--- begin PROVIDED RECORDS ---

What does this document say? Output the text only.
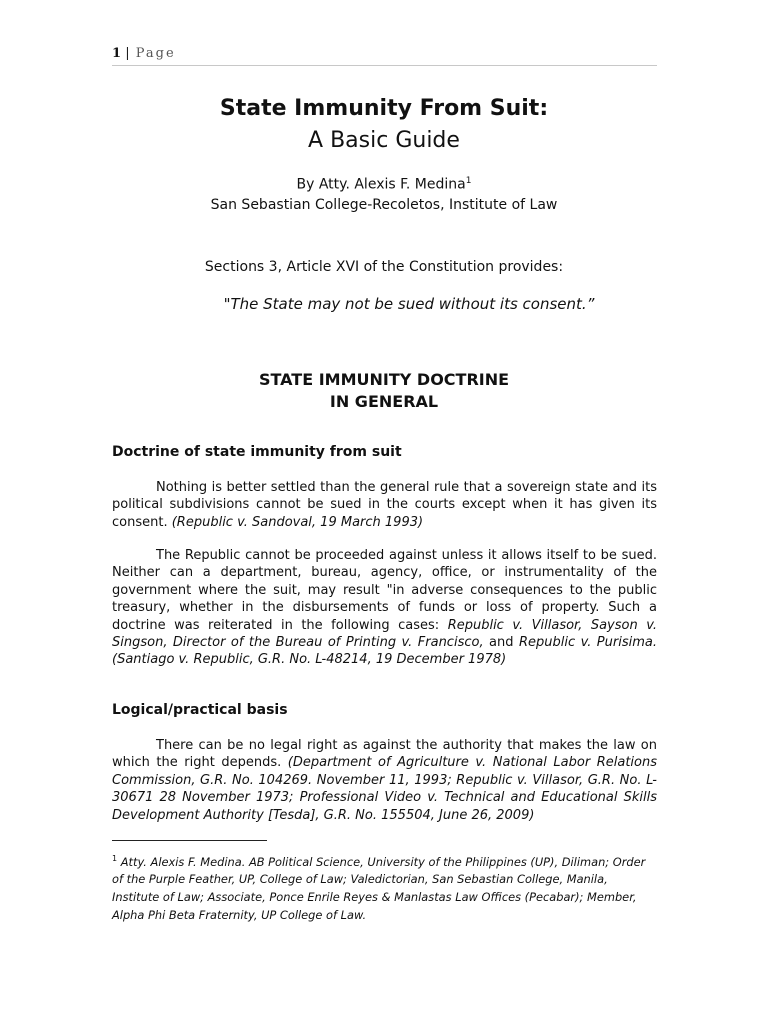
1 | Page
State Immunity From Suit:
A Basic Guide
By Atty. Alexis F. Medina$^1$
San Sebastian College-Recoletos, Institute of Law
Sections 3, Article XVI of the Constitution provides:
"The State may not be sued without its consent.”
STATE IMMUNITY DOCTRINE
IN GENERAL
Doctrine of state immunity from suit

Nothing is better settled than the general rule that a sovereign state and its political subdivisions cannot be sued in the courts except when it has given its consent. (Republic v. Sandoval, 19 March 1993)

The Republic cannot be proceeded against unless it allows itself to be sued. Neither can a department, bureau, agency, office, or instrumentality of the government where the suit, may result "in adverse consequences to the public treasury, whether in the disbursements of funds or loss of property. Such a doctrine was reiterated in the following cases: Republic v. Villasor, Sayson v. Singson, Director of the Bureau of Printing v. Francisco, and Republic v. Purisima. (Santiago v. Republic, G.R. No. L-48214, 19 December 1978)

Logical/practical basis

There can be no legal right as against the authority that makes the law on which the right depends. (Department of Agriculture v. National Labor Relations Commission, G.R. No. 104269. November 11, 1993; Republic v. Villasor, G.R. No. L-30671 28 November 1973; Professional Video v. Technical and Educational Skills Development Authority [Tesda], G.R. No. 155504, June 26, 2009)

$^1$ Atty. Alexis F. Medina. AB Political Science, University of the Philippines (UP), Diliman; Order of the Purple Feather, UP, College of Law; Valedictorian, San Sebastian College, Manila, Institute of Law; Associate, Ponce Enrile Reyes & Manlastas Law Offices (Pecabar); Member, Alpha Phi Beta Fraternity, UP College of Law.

--- end PROVIDED RECORDS ---
--- begin PROVIDED RECORDS ---

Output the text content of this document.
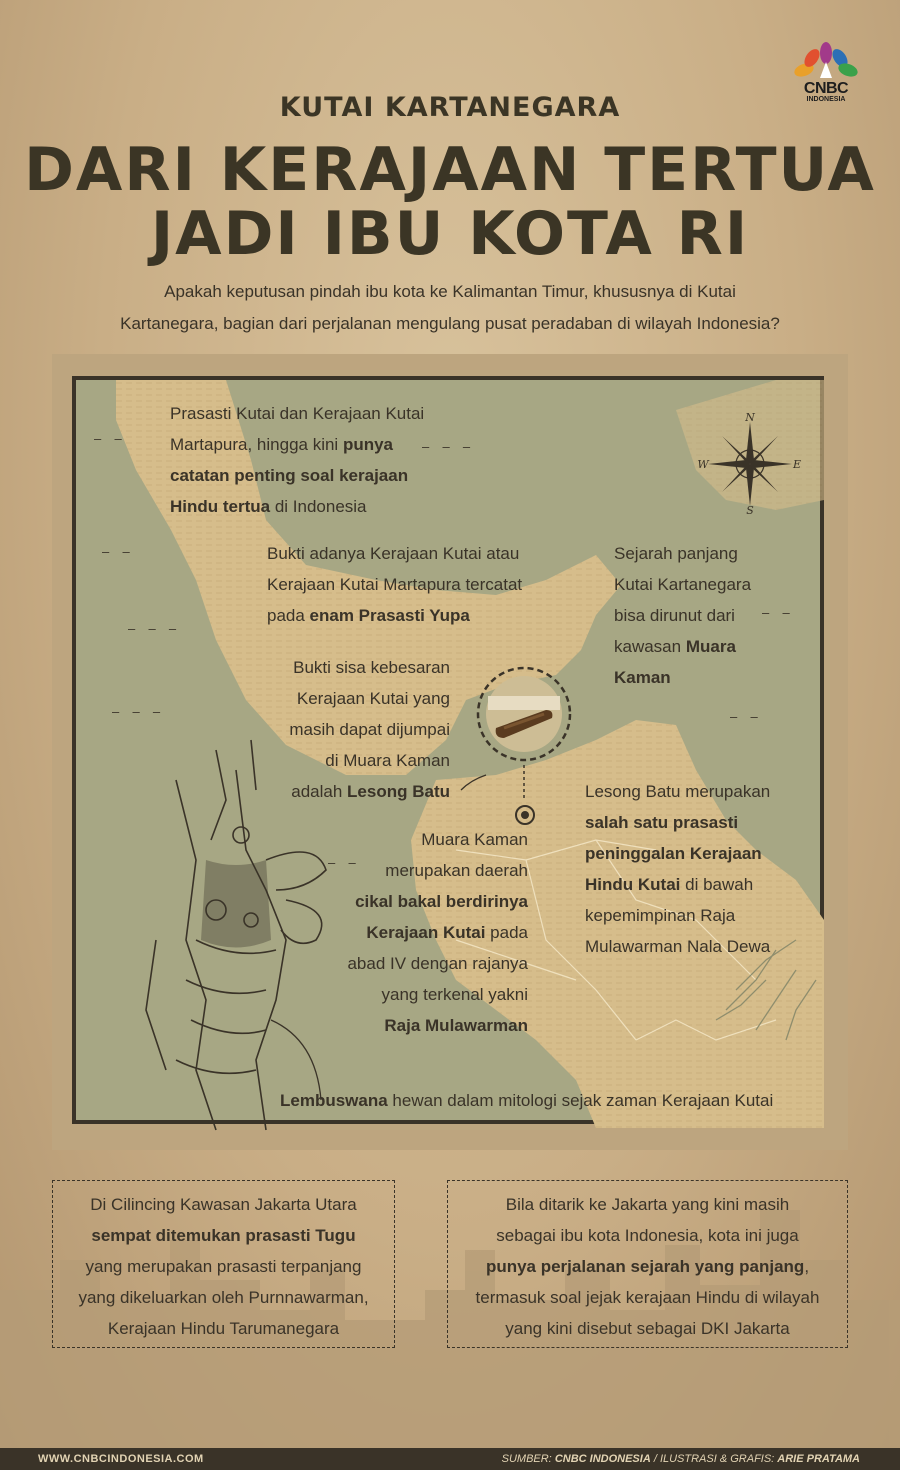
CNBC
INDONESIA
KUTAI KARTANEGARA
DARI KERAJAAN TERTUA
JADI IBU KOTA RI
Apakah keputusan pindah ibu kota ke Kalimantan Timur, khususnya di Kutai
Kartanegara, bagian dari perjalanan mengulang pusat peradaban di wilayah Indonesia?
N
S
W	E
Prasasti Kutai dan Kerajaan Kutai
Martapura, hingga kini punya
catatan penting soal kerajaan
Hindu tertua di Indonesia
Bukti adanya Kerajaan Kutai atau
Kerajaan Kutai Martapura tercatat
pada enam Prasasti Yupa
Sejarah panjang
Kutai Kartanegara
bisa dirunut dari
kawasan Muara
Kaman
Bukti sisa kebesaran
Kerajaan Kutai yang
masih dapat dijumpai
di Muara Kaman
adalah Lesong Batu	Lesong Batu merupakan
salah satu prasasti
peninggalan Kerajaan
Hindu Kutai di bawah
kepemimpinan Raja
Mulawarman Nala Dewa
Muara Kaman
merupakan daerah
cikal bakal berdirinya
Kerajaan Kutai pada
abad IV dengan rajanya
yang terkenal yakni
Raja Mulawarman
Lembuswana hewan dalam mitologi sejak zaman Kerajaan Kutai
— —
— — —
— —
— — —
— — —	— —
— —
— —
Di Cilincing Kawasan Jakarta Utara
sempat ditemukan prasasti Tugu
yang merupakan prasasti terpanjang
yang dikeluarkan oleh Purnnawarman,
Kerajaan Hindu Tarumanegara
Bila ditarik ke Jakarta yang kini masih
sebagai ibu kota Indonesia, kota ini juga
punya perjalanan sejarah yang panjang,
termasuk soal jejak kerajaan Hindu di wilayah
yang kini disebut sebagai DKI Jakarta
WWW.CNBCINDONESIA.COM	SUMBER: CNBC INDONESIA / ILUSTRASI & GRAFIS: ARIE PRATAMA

--- end PROVIDED RECORDS ---

AIM OF THE TASK: List all lines from the entries that include the word "this".

COMPLETE RESPONSE:
What does this document say? Output the text only.
Output the text content of this document.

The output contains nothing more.